Start Data records
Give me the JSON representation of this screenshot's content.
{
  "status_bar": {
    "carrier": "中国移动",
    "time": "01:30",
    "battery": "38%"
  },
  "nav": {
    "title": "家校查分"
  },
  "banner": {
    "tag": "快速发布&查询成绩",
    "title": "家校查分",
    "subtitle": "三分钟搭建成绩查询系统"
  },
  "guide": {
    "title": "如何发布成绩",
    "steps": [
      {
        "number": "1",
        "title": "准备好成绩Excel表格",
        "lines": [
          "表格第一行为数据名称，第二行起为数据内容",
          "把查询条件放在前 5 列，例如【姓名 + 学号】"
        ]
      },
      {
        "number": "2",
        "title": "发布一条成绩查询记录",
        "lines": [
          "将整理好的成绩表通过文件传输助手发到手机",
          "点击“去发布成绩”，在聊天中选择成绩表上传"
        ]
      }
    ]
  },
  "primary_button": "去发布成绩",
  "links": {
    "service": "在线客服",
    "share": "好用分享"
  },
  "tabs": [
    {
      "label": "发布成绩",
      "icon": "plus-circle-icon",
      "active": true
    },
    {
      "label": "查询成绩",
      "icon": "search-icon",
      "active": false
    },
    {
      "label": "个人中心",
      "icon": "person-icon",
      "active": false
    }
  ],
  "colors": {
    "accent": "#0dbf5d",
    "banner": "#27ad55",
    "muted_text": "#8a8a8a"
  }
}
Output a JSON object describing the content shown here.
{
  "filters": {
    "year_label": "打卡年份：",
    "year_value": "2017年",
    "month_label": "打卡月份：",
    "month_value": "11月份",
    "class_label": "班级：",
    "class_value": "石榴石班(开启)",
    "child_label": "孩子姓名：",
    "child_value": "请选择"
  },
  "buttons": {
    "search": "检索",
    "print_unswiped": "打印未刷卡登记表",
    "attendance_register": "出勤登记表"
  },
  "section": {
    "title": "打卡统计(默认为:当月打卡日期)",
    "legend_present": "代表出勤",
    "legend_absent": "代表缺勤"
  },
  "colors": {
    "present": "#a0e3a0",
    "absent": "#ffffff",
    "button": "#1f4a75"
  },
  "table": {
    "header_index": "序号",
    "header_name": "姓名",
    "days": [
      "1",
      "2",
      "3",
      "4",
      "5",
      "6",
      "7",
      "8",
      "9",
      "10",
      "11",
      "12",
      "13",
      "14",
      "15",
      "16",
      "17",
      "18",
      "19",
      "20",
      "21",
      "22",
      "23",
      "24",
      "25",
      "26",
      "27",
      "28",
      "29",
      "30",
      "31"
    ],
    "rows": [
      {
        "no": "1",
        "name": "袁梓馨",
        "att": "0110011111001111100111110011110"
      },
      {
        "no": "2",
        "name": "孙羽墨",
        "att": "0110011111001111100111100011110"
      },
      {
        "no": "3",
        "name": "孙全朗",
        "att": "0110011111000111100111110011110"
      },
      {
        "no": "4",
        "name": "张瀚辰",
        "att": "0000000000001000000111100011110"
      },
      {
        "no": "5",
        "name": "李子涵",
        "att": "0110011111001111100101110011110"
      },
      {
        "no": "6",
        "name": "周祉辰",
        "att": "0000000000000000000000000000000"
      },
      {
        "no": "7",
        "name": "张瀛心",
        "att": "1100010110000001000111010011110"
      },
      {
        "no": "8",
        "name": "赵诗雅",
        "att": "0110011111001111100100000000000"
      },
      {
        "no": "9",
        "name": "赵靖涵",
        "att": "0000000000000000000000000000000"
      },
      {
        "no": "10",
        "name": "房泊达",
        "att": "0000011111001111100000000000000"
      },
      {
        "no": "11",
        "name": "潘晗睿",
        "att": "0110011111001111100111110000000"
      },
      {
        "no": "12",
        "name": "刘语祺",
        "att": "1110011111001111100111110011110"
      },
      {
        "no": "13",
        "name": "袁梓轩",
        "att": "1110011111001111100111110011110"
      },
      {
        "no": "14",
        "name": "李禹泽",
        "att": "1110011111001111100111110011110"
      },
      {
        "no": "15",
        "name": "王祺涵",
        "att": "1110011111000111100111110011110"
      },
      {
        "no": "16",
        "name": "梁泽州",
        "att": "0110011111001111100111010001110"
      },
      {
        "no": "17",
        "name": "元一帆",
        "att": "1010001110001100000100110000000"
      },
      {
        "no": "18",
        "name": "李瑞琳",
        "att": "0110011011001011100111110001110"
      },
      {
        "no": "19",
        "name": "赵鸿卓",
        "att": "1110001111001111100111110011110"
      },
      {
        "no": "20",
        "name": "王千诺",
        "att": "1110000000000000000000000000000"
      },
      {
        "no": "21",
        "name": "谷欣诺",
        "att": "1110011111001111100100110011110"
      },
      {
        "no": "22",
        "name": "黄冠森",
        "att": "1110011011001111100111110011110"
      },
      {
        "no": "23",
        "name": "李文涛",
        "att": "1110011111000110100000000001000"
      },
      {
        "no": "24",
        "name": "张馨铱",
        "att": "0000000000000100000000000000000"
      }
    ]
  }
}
End Data records
What is required.
Transcribe all of the entries without altering anything.

Response to this task.
Give me the JSON representation of this screenshot's content.
{
  "status_bar": {
    "carrier": "中国移动",
    "time": "01:30",
    "battery": "38%"
  },
  "nav": {
    "title": "家校查分"
  },
  "banner": {
    "tag": "快速发布&查询成绩",
    "title": "家校查分",
    "subtitle": "三分钟搭建成绩查询系统"
  },
  "guide": {
    "title": "如何发布成绩",
    "steps": [
      {
        "number": "1",
        "title": "准备好成绩Excel表格",
        "lines": [
          "表格第一行为数据名称，第二行起为数据内容",
          "把查询条件放在前 5 列，例如【姓名 + 学号】"
        ]
      },
      {
        "number": "2",
        "title": "发布一条成绩查询记录",
        "lines": [
          "将整理好的成绩表通过文件传输助手发到手机",
          "点击“去发布成绩”，在聊天中选择成绩表上传"
        ]
      }
    ]
  },
  "primary_button": "去发布成绩",
  "links": {
    "service": "在线客服",
    "share": "好用分享"
  },
  "tabs": [
    {
      "label": "发布成绩",
      "icon": "plus-circle-icon",
      "active": true
    },
    {
      "label": "查询成绩",
      "icon": "search-icon",
      "active": false
    },
    {
      "label": "个人中心",
      "icon": "person-icon",
      "active": false
    }
  ],
  "colors": {
    "accent": "#0dbf5d",
    "banner": "#27ad55",
    "muted_text": "#8a8a8a"
  }
}
Output a JSON object describing the content shown here.
{
  "filters": {
    "year_label": "打卡年份：",
    "year_value": "2017年",
    "month_label": "打卡月份：",
    "month_value": "11月份",
    "class_label": "班级：",
    "class_value": "石榴石班(开启)",
    "child_label": "孩子姓名：",
    "child_value": "请选择"
  },
  "buttons": {
    "search": "检索",
    "print_unswiped": "打印未刷卡登记表",
    "attendance_register": "出勤登记表"
  },
  "section": {
    "title": "打卡统计(默认为:当月打卡日期)",
    "legend_present": "代表出勤",
    "legend_absent": "代表缺勤"
  },
  "colors": {
    "present": "#a0e3a0",
    "absent": "#ffffff",
    "button": "#1f4a75"
  },
  "table": {
    "header_index": "序号",
    "header_name": "姓名",
    "days": [
      "1",
      "2",
      "3",
      "4",
      "5",
      "6",
      "7",
      "8",
      "9",
      "10",
      "11",
      "12",
      "13",
      "14",
      "15",
      "16",
      "17",
      "18",
      "19",
      "20",
      "21",
      "22",
      "23",
      "24",
      "25",
      "26",
      "27",
      "28",
      "29",
      "30",
      "31"
    ],
    "rows": [
      {
        "no": "1",
        "name": "袁梓馨",
        "att": "0110011111001111100111110011110"
      },
      {
        "no": "2",
        "name": "孙羽墨",
        "att": "0110011111001111100111100011110"
      },
      {
        "no": "3",
        "name": "孙全朗",
        "att": "0110011111000111100111110011110"
      },
      {
        "no": "4",
        "name": "张瀚辰",
        "att": "0000000000001000000111100011110"
      },
      {
        "no": "5",
        "name": "李子涵",
        "att": "0110011111001111100101110011110"
      },
      {
        "no": "6",
        "name": "周祉辰",
        "att": "0000000000000000000000000000000"
      },
      {
        "no": "7",
        "name": "张瀛心",
        "att": "1100010110000001000111010011110"
      },
      {
        "no": "8",
        "name": "赵诗雅",
        "att": "0110011111001111100100000000000"
      },
      {
        "no": "9",
        "name": "赵靖涵",
        "att": "0000000000000000000000000000000"
      },
      {
        "no": "10",
        "name": "房泊达",
        "att": "0000011111001111100000000000000"
      },
      {
        "no": "11",
        "name": "潘晗睿",
        "att": "0110011111001111100111110000000"
      },
      {
        "no": "12",
        "name": "刘语祺",
        "att": "1110011111001111100111110011110"
      },
      {
        "no": "13",
        "name": "袁梓轩",
        "att": "1110011111001111100111110011110"
      },
      {
        "no": "14",
        "name": "李禹泽",
        "att": "1110011111001111100111110011110"
      },
      {
        "no": "15",
        "name": "王祺涵",
        "att": "1110011111000111100111110011110"
      },
      {
        "no": "16",
        "name": "梁泽州",
        "att": "0110011111001111100111010001110"
      },
      {
        "no": "17",
        "name": "元一帆",
        "att": "1010001110001100000100110000000"
      },
      {
        "no": "18",
        "name": "李瑞琳",
        "att": "0110011011001011100111110001110"
      },
      {
        "no": "19",
        "name": "赵鸿卓",
        "att": "1110001111001111100111110011110"
      },
      {
        "no": "20",
        "name": "王千诺",
        "att": "1110000000000000000000000000000"
      },
      {
        "no": "21",
        "name": "谷欣诺",
        "att": "1110011111001111100100110011110"
      },
      {
        "no": "22",
        "name": "黄冠森",
        "att": "1110011011001111100111110011110"
      },
      {
        "no": "23",
        "name": "李文涛",
        "att": "1110011111000110100000000001000"
      },
      {
        "no": "24",
        "name": "张馨铱",
        "att": "0000000000000100000000000000000"
      }
    ]
  }
}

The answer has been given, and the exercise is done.